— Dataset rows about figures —
------------------------------

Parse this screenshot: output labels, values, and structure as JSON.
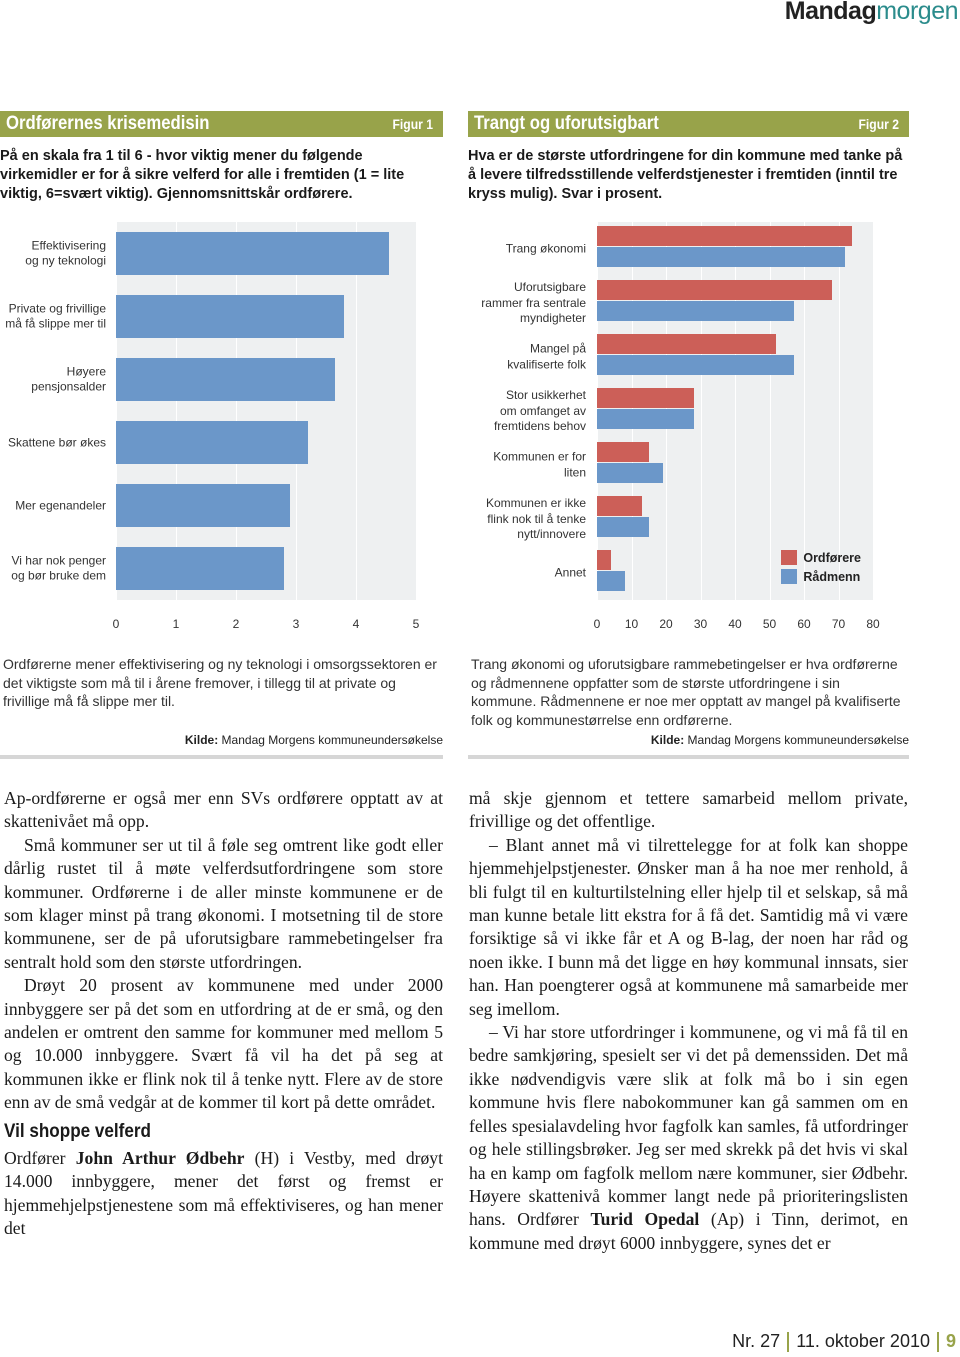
{
  "header": {
    "brand_left": "Mandag",
    "brand_right": "morgen"
  },
  "chart_data": [
    {
      "type": "bar",
      "orientation": "horizontal",
      "title": "Ordførernes krisemedisin",
      "figure_label": "Figur 1",
      "subtitle": "På en skala fra 1 til 6 - hvor viktig mener du følgende virkemidler er for å sikre velferd for alle i fremtiden (1 = lite viktig, 6=svært viktig). Gjennomsnittskår ordførere.",
      "categories": [
        "Effektivisering\nog ny teknologi",
        "Private og frivillige\nmå få slippe mer til",
        "Høyere\npensjonsalder",
        "Skattene bør økes",
        "Mer egenandeler",
        "Vi har nok penger\nog bør bruke dem"
      ],
      "values": [
        4.55,
        3.8,
        3.65,
        3.2,
        2.9,
        2.8
      ],
      "color": "#6b97c9",
      "xlim": [
        0,
        5
      ],
      "xticks": [
        0,
        1,
        2,
        3,
        4,
        5
      ],
      "grid": true,
      "caption": "Ordførerne mener effektivisering og ny teknologi i omsorgssektoren er det viktigste som må til i årene fremover, i tillegg til at private og frivillige må få slippe mer til.",
      "source_label": "Kilde:",
      "source": "Mandag Morgens kommuneundersøkelse"
    },
    {
      "type": "bar",
      "orientation": "horizontal",
      "title": "Trangt og uforutsigbart",
      "figure_label": "Figur 2",
      "subtitle": "Hva er de største utfordringene for din kommune med tanke på å levere tilfredsstillende velferdstjenester i fremtiden (inntil tre kryss mulig). Svar i prosent.",
      "categories": [
        "Trang økonomi",
        "Uforutsigbare\nrammer fra sentrale\nmyndigheter",
        "Mangel på\nkvalifiserte folk",
        "Stor usikkerhet\nom omfanget av\nfremtidens behov",
        "Kommunen er for liten",
        "Kommunen er ikke\nflink nok til å tenke\nnytt/innovere",
        "Annet"
      ],
      "series": [
        {
          "name": "Ordførere",
          "color": "#cc5f58",
          "values": [
            74,
            68,
            52,
            28,
            15,
            13,
            4
          ]
        },
        {
          "name": "Rådmenn",
          "color": "#6b97c9",
          "values": [
            72,
            57,
            57,
            28,
            19,
            15,
            8
          ]
        }
      ],
      "xlim": [
        0,
        80
      ],
      "xticks": [
        0,
        10,
        20,
        30,
        40,
        50,
        60,
        70,
        80
      ],
      "grid": true,
      "legend": "lower right",
      "caption": "Trang økonomi og uforutsigbare rammebetingelser er hva ordførerne og rådmennene oppfatter som de største utfordringene i sin kommune. Rådmennene er noe mer opptatt av mangel på kvalifiserte folk og kommunestørrelse enn ordførerne.",
      "source_label": "Kilde:",
      "source": "Mandag Morgens kommuneundersøkelse"
    }
  ],
  "article": {
    "columns": [
      [
        {
          "type": "paragraph",
          "indent": false,
          "runs": [
            "Ap-ordførerne er også mer enn SVs ordførere opptatt av at skattenivået må opp."
          ]
        },
        {
          "type": "paragraph",
          "indent": true,
          "runs": [
            "Små kommuner ser ut til å føle seg omtrent like godt eller dårlig rustet til å møte velferdsutfordringene som store kommuner. Ordførerne i de aller minste kommunene er de som klager minst på trang økonomi. I motsetning til de store kommunene, ser de på uforutsigbare rammebetingelser fra sentralt hold som den største utfordringen."
          ]
        },
        {
          "type": "paragraph",
          "indent": true,
          "runs": [
            "Drøyt 20 prosent av kommunene med under 2000 innbyggere ser på det som en utfordring at de er små, og den andelen er omtrent den samme for kommuner med mellom 5 og 10.000 innbyggere. Svært få vil ha det på seg at kommunen ikke er flink nok til å tenke nytt. Flere av de store enn av de små vedgår at de kommer til kort på dette området."
          ]
        },
        {
          "type": "heading",
          "text": "Vil shoppe velferd"
        },
        {
          "type": "paragraph",
          "indent": false,
          "runs": [
            "Ordfører ",
            {
              "bold": "John Arthur Ødbehr"
            },
            " (H) i Vestby, med drøyt 14.000 innbyggere, mener det først og fremst er hjemmehjelpstjenestene som må effektiviseres, og han mener det"
          ]
        }
      ],
      [
        {
          "type": "paragraph",
          "indent": false,
          "runs": [
            "må skje gjennom et tettere samarbeid mellom private, frivillige og det offentlige."
          ]
        },
        {
          "type": "paragraph",
          "indent": true,
          "runs": [
            "– Blant annet må vi tilrettelegge for at folk kan shoppe hjemmehjelpstjenester. Ønsker man å ha noe mer renhold, å bli fulgt til en kulturtilstelning eller hjelp til et selskap, så må man kunne betale litt ekstra for å få det. Samtidig må vi være forsiktige så vi ikke får et A og B-lag, der noen har råd og noen ikke. I bunn må det ligge en høy kommunal innsats, sier han. Han poengterer også at kommunene må samarbeide mer seg imellom."
          ]
        },
        {
          "type": "paragraph",
          "indent": true,
          "runs": [
            "– Vi har store utfordringer i kommunene, og vi må få til en bedre samkjøring, spesielt ser vi det på demenssiden. Det må ikke nødvendigvis være slik at folk må bo i sin egen kommune hvis flere nabokommuner kan gå sammen om en felles spesialavdeling hvor fagfolk kan samles, få utfordringer og hele stillingsbrøker. Jeg ser med skrekk på det hvis vi skal ha en kamp om fagfolk mellom nære kommuner, sier Ødbehr. Høyere skattenivå kommer langt nede på prioriteringslisten hans. Ordfører ",
            {
              "bold": "Turid Opedal"
            },
            " (Ap) i Tinn, derimot, en kommune med drøyt 6000 innbyggere, synes det er"
          ]
        }
      ]
    ]
  },
  "footer": {
    "issue": "Nr. 27",
    "date": "11. oktober 2010",
    "page": "9"
  }
}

------------------------------

Filter out every line that lacks the word "økonomi", and copy the rest.

        "Trang økonomi",
      "caption": "Trang økonomi og uforutsigbare rammebetingelser er hva ordførerne og rådmennene oppfatter som de største utfordringene i sin kommune. Rådmennene er noe mer opptatt av mangel på kvalifiserte folk og kommunestørrelse enn ordførerne.",
            "Små kommuner ser ut til å føle seg omtrent like godt eller dårlig rustet til å møte velferdsutfordringene som store kommuner. Ordførerne i de aller minste kommunene er de som klager minst på trang økonomi. I motsetning til de store kommunene, ser de på uforutsigbare rammebetingelser fra sentralt hold som den største utfordringen."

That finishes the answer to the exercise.